Goal of the exercise. Copy out all lines that carry the word "distance".

Saved data entries
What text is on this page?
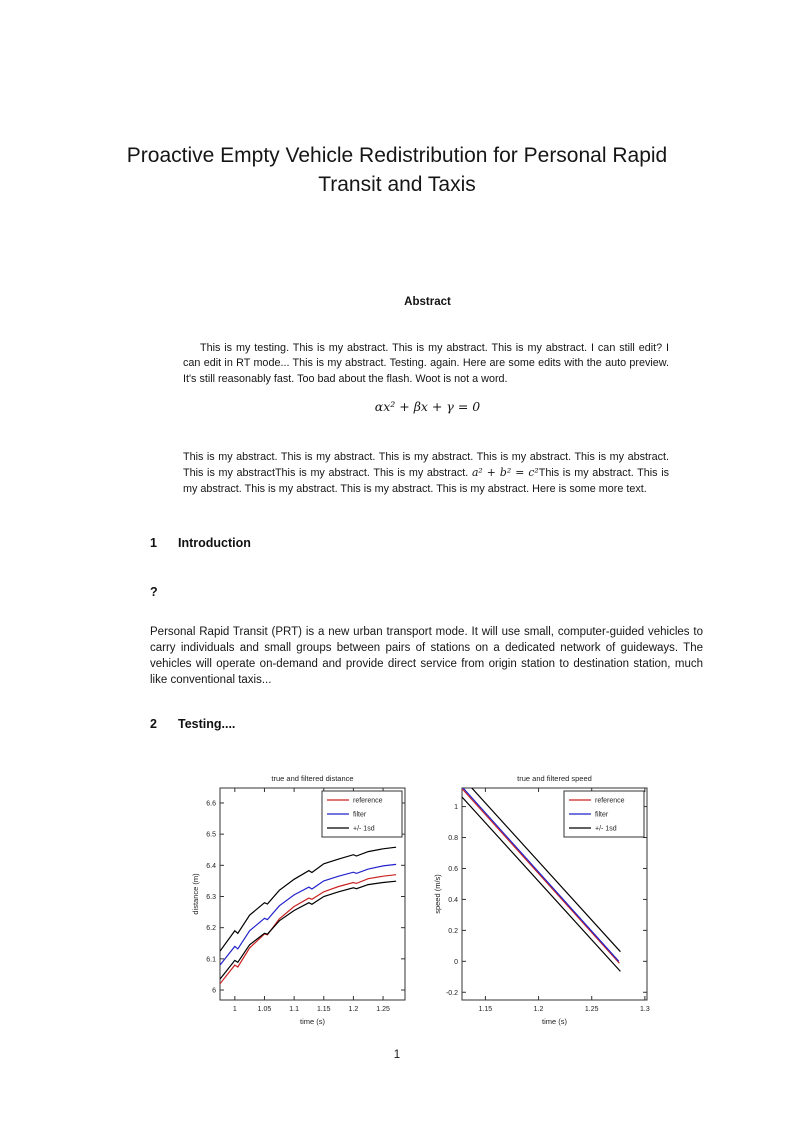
Proactive Empty Vehicle Redistribution for Personal Rapid Transit and Taxis
Abstract

This is my testing. This is my abstract. This is my abstract. This is my abstract. I can still edit? I can edit in RT mode... This is my abstract. Testing. again. Here are some edits with the auto preview. It's still reasonably fast. Too bad about the flash. Woot is not a word.

αx² + βx + γ = 0

This is my abstract. This is my abstract. This is my abstract. This is my abstract. This is my abstract. This is my abstractThis is my abstract. This is my abstract. a² + b² = c²This is my abstract. This is my abstract. This is my abstract. This is my abstract. This is my abstract. Here is some more text.

1 Introduction
?

Personal Rapid Transit (PRT) is a new urban transport mode. It will use small, computer-guided vehicles to carry individuals and small groups between pairs of stations on a dedicated network of guideways. The vehicles will operate on-demand and provide direct service from origin station to destination station, much like conventional taxis...

2 Testing....
true and filtered distance
1	1.05	1.1	1.15	1.2	1.25
6
6.1
6.2
6.3
6.4
6.5
6.6
time (s)
distance (m)
reference
filter
+/- 1sd
true and filtered speed
1.15	1.2	1.25	1.3
-0.2
0
0.2
0.4
0.6
0.8
1
time (s)
speed (m/s)
reference
filter
+/- 1sd
1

Result of the task.
true and filtered distance
distance (m)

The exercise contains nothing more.